⟨

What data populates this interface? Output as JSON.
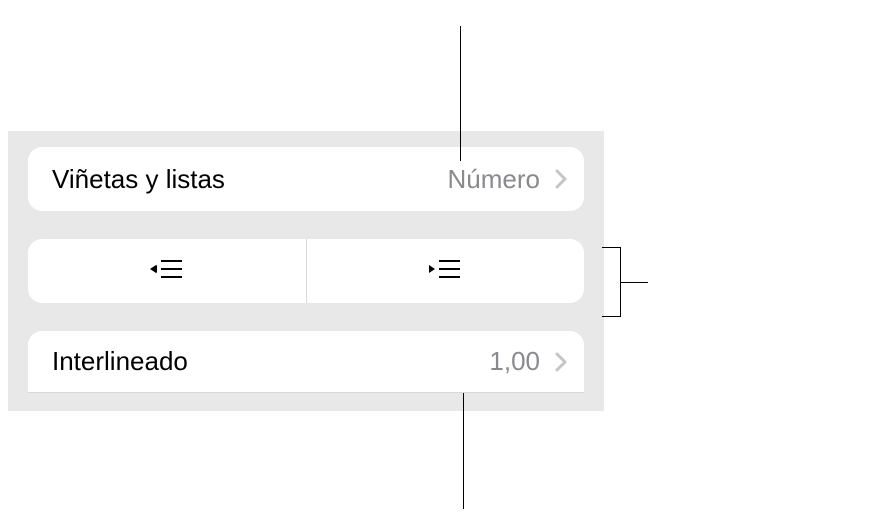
{
  "rows": {
    "bullets": {
      "label": "Viñetas y listas",
      "value": "Número"
    },
    "spacing": {
      "label": "Interlineado",
      "value": "1,00"
    }
  }
}
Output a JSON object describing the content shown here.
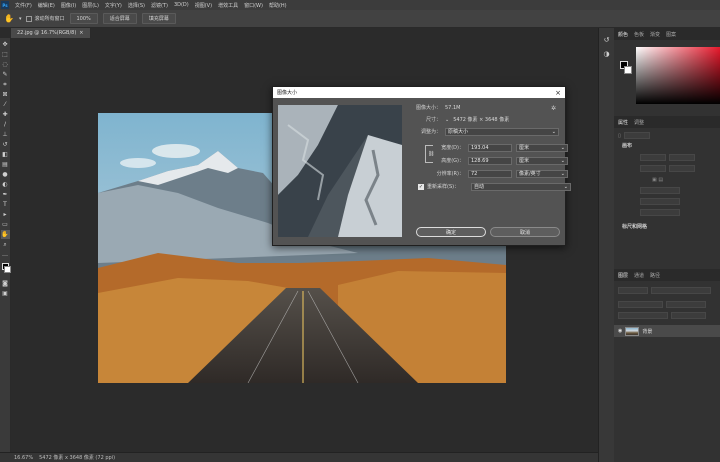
{
  "app": {
    "logo": "Ps",
    "menu": [
      "文件(F)",
      "编辑(E)",
      "图像(I)",
      "图层(L)",
      "文字(Y)",
      "选择(S)",
      "滤镜(T)",
      "3D(D)",
      "视图(V)",
      "增效工具",
      "窗口(W)",
      "帮助(H)"
    ]
  },
  "options_bar": {
    "scroll_all_label": "滚动所有窗口",
    "zoom_value": "100%",
    "fit_screen_label": "适合屏幕",
    "fill_screen_label": "填充屏幕"
  },
  "document": {
    "tab_label": "22.jpg @ 16.7%(RGB/8)",
    "status_zoom": "16.67%",
    "status_info": "5472 像素 x 3648 像素 (72 ppi)"
  },
  "color_panel": {
    "tabs": [
      "颜色",
      "色板",
      "渐变",
      "图案"
    ]
  },
  "properties_panel": {
    "tabs": [
      "属性",
      "调整"
    ],
    "section_title": "画布",
    "section_guides": "标尺和网格"
  },
  "layers_panel": {
    "tabs": [
      "图层",
      "通道",
      "路径"
    ],
    "layer_name": "背景"
  },
  "dialog": {
    "title": "图像大小",
    "image_size_label": "图像大小：",
    "image_size_value": "57.1M",
    "dimensions_label": "尺寸：",
    "dimensions_value": "5472 像素 × 3648 像素",
    "fit_to_label": "调整为：",
    "fit_to_value": "原稿大小",
    "width_label": "宽度(D)：",
    "width_value": "193.04",
    "width_unit": "厘米",
    "height_label": "高度(G)：",
    "height_value": "128.69",
    "height_unit": "厘米",
    "resolution_label": "分辨率(R)：",
    "resolution_value": "72",
    "resolution_unit": "像素/英寸",
    "resample_label": "重新采样(S)：",
    "resample_value": "自动",
    "ok_label": "确定",
    "cancel_label": "取消"
  }
}
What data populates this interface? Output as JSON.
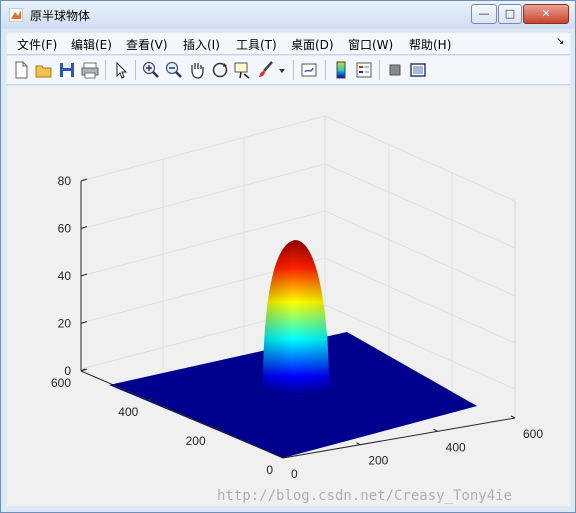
{
  "window": {
    "title": "原半球物体",
    "minimize": "—",
    "maximize": "□",
    "close": "✕"
  },
  "menu": {
    "items": [
      "文件(F)",
      "编辑(E)",
      "查看(V)",
      "插入(I)",
      "工具(T)",
      "桌面(D)",
      "窗口(W)",
      "帮助(H)"
    ],
    "dock_arrow": "↘"
  },
  "toolbar": {
    "icons": [
      "new-figure-icon",
      "open-icon",
      "save-icon",
      "print-icon",
      "pointer-icon",
      "zoom-in-icon",
      "zoom-out-icon",
      "pan-hand-icon",
      "rotate-3d-icon",
      "data-cursor-icon",
      "brush-icon",
      "link-plot-icon",
      "colorbar-icon",
      "legend-icon",
      "hide-plot-tools-icon",
      "show-plot-tools-icon"
    ]
  },
  "chart_data": {
    "type": "surface",
    "description_shape": "dome of height ~55 on flat plane at 0",
    "x": {
      "ticks": [
        "0",
        "200",
        "400",
        "600"
      ],
      "lim": [
        0,
        600
      ]
    },
    "y": {
      "ticks": [
        "0",
        "200",
        "400",
        "600"
      ],
      "lim": [
        0,
        600
      ]
    },
    "z": {
      "ticks": [
        "0",
        "20",
        "40",
        "60",
        "80"
      ],
      "lim": [
        0,
        80
      ]
    },
    "peak_z": 55,
    "colormap": "jet",
    "grid": true
  },
  "watermark": "http://blog.csdn.net/Creasy_Tony4ie",
  "colors": {
    "plane": "#00008f",
    "peak": "#8f0000",
    "axes_line": "#262626",
    "grid": "#e0e0e0"
  }
}
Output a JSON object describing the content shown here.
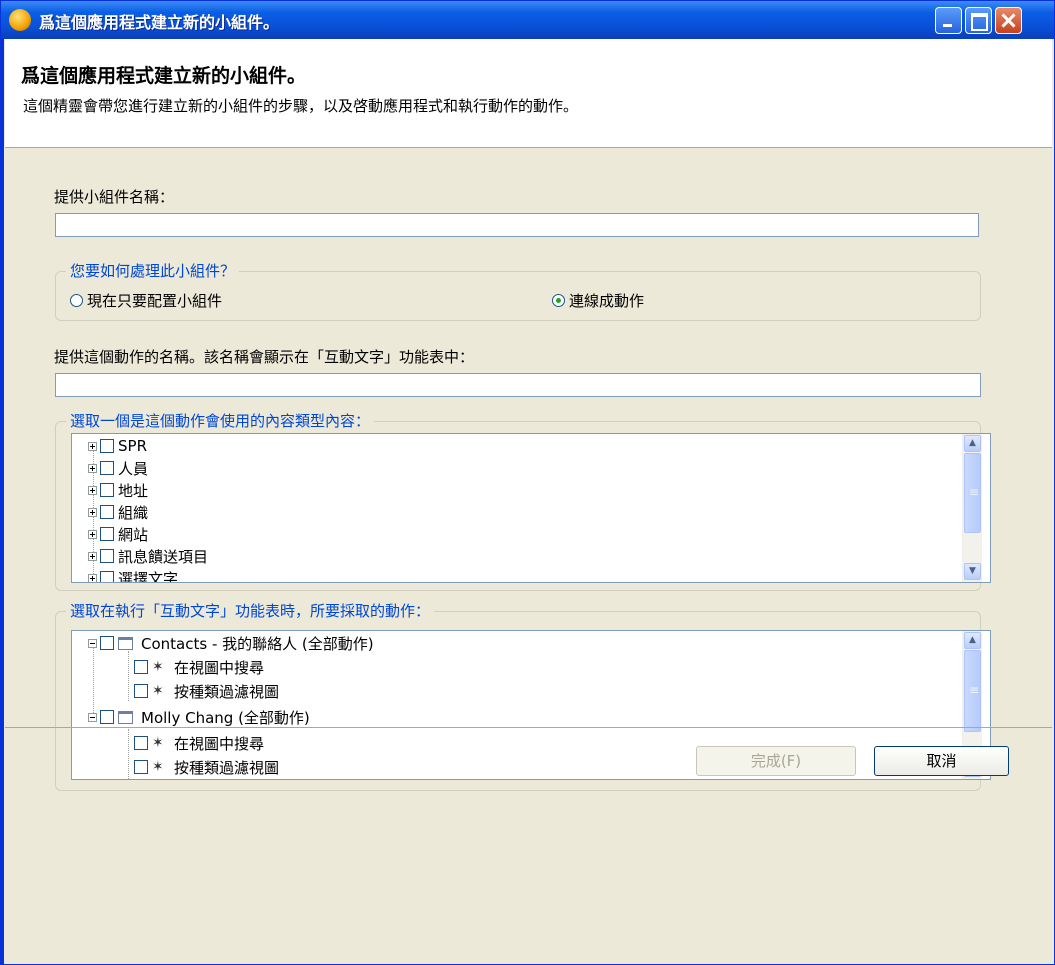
{
  "window": {
    "title": "爲這個應用程式建立新的小組件。"
  },
  "header": {
    "title": "爲這個應用程式建立新的小組件。",
    "description": "這個精靈會帶您進行建立新的小組件的步驟，以及啓動應用程式和執行動作的動作。"
  },
  "widget_name": {
    "label": "提供小組件名稱：",
    "value": ""
  },
  "handling": {
    "legend": "您要如何處理此小組件？",
    "options": [
      {
        "label": "現在只要配置小組件",
        "selected": false
      },
      {
        "label": "連線成動作",
        "selected": true
      }
    ]
  },
  "action_name": {
    "label": "提供這個動作的名稱。該名稱會顯示在「互動文字」功能表中：",
    "value": ""
  },
  "content_types": {
    "legend": "選取一個是這個動作會使用的內容類型內容：",
    "items": [
      "SPR",
      "人員",
      "地址",
      "組織",
      "網站",
      "訊息饋送項目",
      "選擇文字"
    ]
  },
  "actions": {
    "legend": "選取在執行「互動文字」功能表時，所要採取的動作：",
    "groups": [
      {
        "label": "Contacts - 我的聯絡人 (全部動作)",
        "children": [
          "在視圖中搜尋",
          "按種類過濾視圖"
        ]
      },
      {
        "label": "Molly Chang (全部動作)",
        "children": [
          "在視圖中搜尋",
          "按種類過濾視圖"
        ]
      }
    ]
  },
  "buttons": {
    "finish": "完成(F)",
    "cancel": "取消"
  }
}
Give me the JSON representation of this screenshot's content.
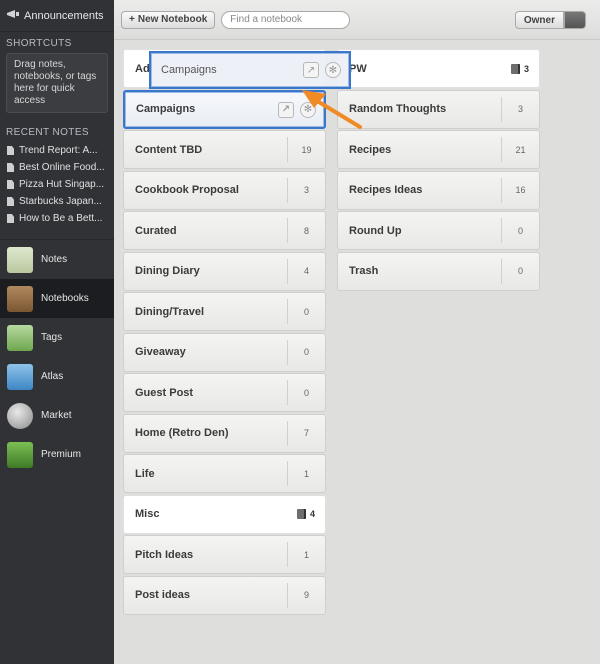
{
  "sidebar": {
    "announcements": "Announcements",
    "shortcuts_title": "SHORTCUTS",
    "shortcuts_hint": "Drag notes, notebooks, or tags here for quick access",
    "recent_title": "RECENT NOTES",
    "recent_notes": [
      "Trend Report: A...",
      "Best Online Food...",
      "Pizza Hut Singap...",
      "Starbucks Japan...",
      "How to Be a Bett..."
    ],
    "nav": [
      {
        "label": "Notes",
        "icon": "notes-icon"
      },
      {
        "label": "Notebooks",
        "icon": "notebooks-icon"
      },
      {
        "label": "Tags",
        "icon": "tags-icon"
      },
      {
        "label": "Atlas",
        "icon": "atlas-icon"
      },
      {
        "label": "Market",
        "icon": "market-icon"
      },
      {
        "label": "Premium",
        "icon": "premium-icon"
      }
    ]
  },
  "toolbar": {
    "new_notebook": "New Notebook",
    "search_placeholder": "Find a notebook",
    "owner_label": "Owner"
  },
  "notebooks_left": [
    {
      "name": "Ad",
      "count": ""
    },
    {
      "name": "Campaigns",
      "count": ""
    },
    {
      "name": "Content TBD",
      "count": "19"
    },
    {
      "name": "Cookbook Proposal",
      "count": "3"
    },
    {
      "name": "Curated",
      "count": "8"
    },
    {
      "name": "Dining Diary",
      "count": "4"
    },
    {
      "name": "Dining/Travel",
      "count": "0"
    },
    {
      "name": "Giveaway",
      "count": "0"
    },
    {
      "name": "Guest Post",
      "count": "0"
    },
    {
      "name": "Home (Retro Den)",
      "count": "7"
    },
    {
      "name": "Life",
      "count": "1"
    },
    {
      "name": "Misc",
      "count": "4"
    },
    {
      "name": "Pitch Ideas",
      "count": "1"
    },
    {
      "name": "Post ideas",
      "count": "9"
    }
  ],
  "notebooks_right": [
    {
      "name": "PW",
      "count": "3"
    },
    {
      "name": "Random Thoughts",
      "count": "3"
    },
    {
      "name": "Recipes",
      "count": "21"
    },
    {
      "name": "Recipes Ideas",
      "count": "16"
    },
    {
      "name": "Round Up",
      "count": "0"
    },
    {
      "name": "Trash",
      "count": "0"
    }
  ],
  "drag_ghost": {
    "name": "Campaigns"
  },
  "colors": {
    "selection": "#3a76c9",
    "arrow": "#f08a24"
  }
}
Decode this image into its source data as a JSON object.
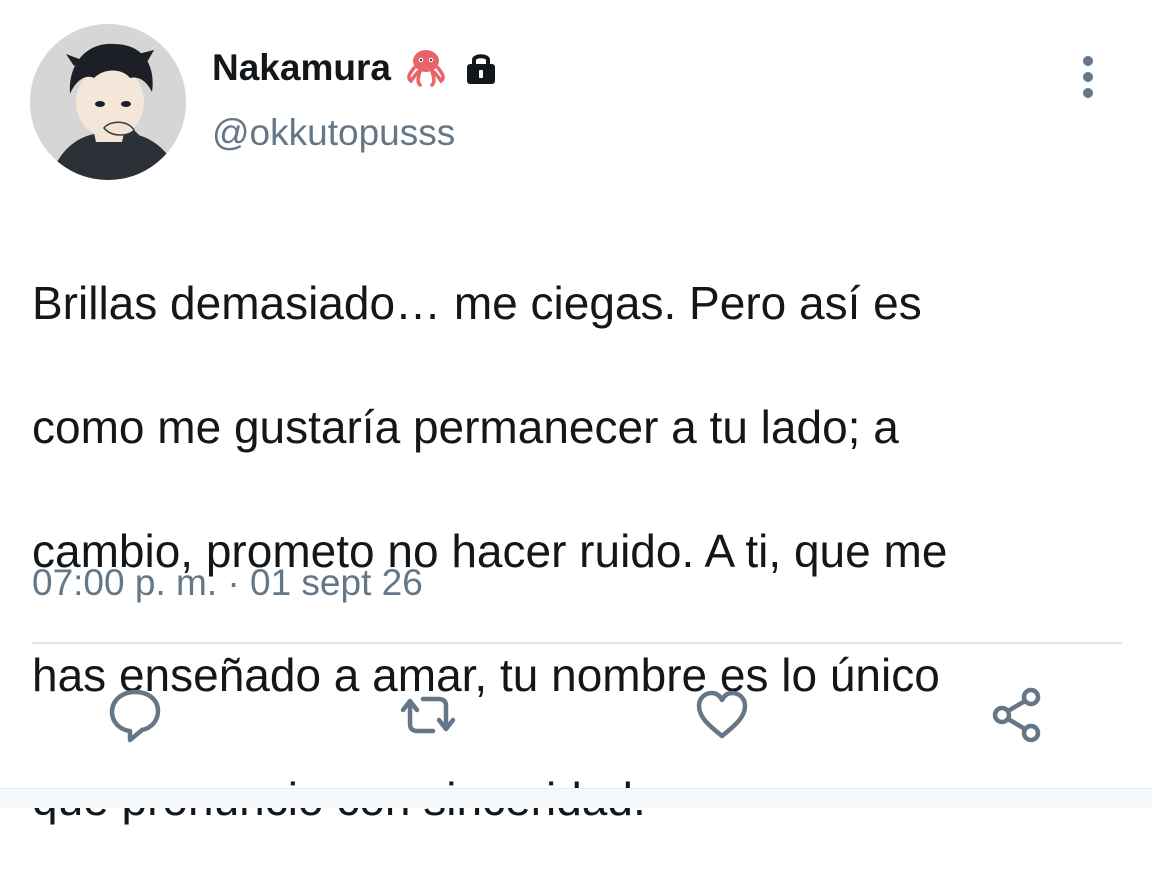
{
  "user": {
    "display_name": "Nakamura",
    "handle": "@okkutopusss",
    "badges": [
      "octopus-icon",
      "lock-icon"
    ]
  },
  "tweet": {
    "text_lines": [
      "Brillas demasiado… me ciegas. Pero así es",
      "como me gustaría permanecer a tu lado; a",
      "cambio, prometo no hacer ruido. A ti, que me",
      "has enseñado a amar, tu nombre es lo único",
      "que pronuncio con sinceridad."
    ],
    "time": "07:00 p. m.",
    "separator": " · ",
    "date": "01 sept 26"
  },
  "actions": [
    "reply-icon",
    "retweet-icon",
    "like-icon",
    "share-icon"
  ],
  "colors": {
    "text": "#14171a",
    "secondary": "#657786",
    "divider": "#e1e8ed",
    "octopus": "#e8646b"
  }
}
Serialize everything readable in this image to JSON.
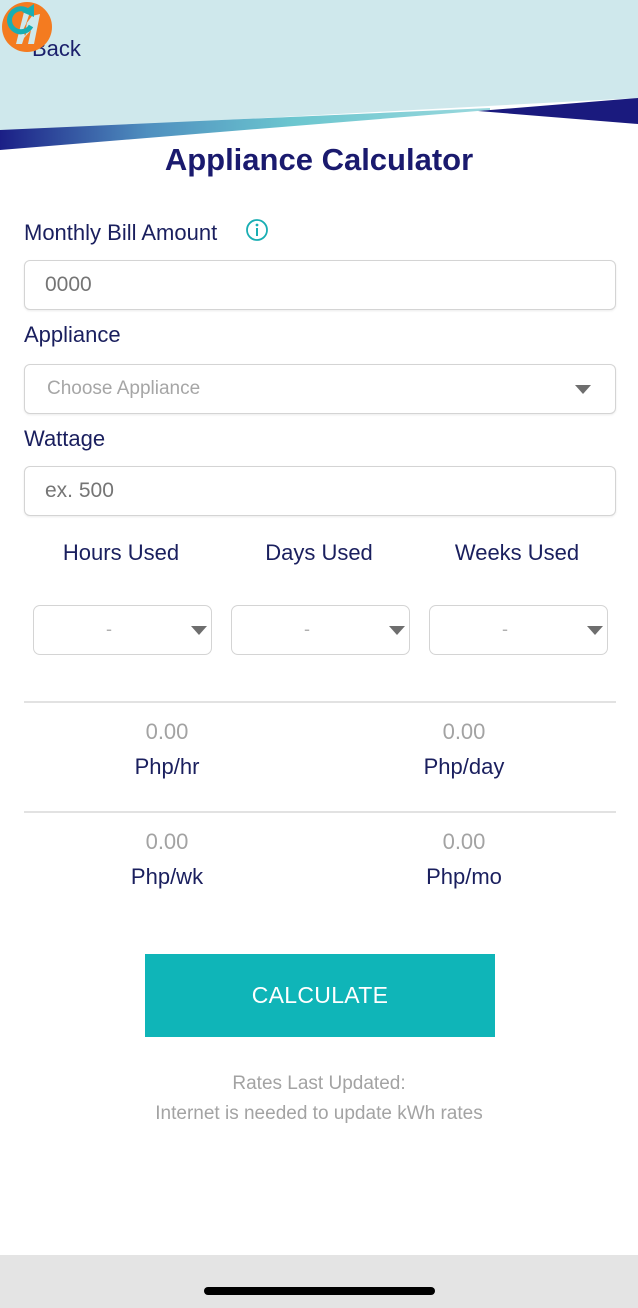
{
  "header": {
    "back_label": "Back",
    "logo_icon": "brand-lightning-m-logo",
    "refresh_icon": "refresh-icon",
    "colors": {
      "background": "#cfe8ec",
      "navy": "#1a1a7e",
      "teal": "#6cc6cf",
      "logo_orange": "#f47b20",
      "refresh": "#19aeb3"
    }
  },
  "page": {
    "title": "Appliance Calculator"
  },
  "form": {
    "monthly_bill": {
      "label": "Monthly Bill Amount",
      "info_icon": "info-icon",
      "placeholder": "0000",
      "value": ""
    },
    "appliance": {
      "label": "Appliance",
      "selected": "Choose Appliance"
    },
    "wattage": {
      "label": "Wattage",
      "placeholder": "ex. 500",
      "value": ""
    },
    "usage": [
      {
        "label": "Hours Used",
        "selected": "-"
      },
      {
        "label": "Days Used",
        "selected": "-"
      },
      {
        "label": "Weeks Used",
        "selected": "-"
      }
    ]
  },
  "results": [
    {
      "value": "0.00",
      "unit": "Php/hr"
    },
    {
      "value": "0.00",
      "unit": "Php/day"
    },
    {
      "value": "0.00",
      "unit": "Php/wk"
    },
    {
      "value": "0.00",
      "unit": "Php/mo"
    }
  ],
  "actions": {
    "calculate_label": "CALCULATE",
    "accent": "#0fb5b8"
  },
  "footer": {
    "rates_line": "Rates Last Updated:",
    "internet_line": "Internet is needed to update kWh rates"
  }
}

⟩

▶ _What you should do_
State the number of lines in the preceding entries that include the word "tools". Provide nothing else.

▶ _Solution to the exercise_
2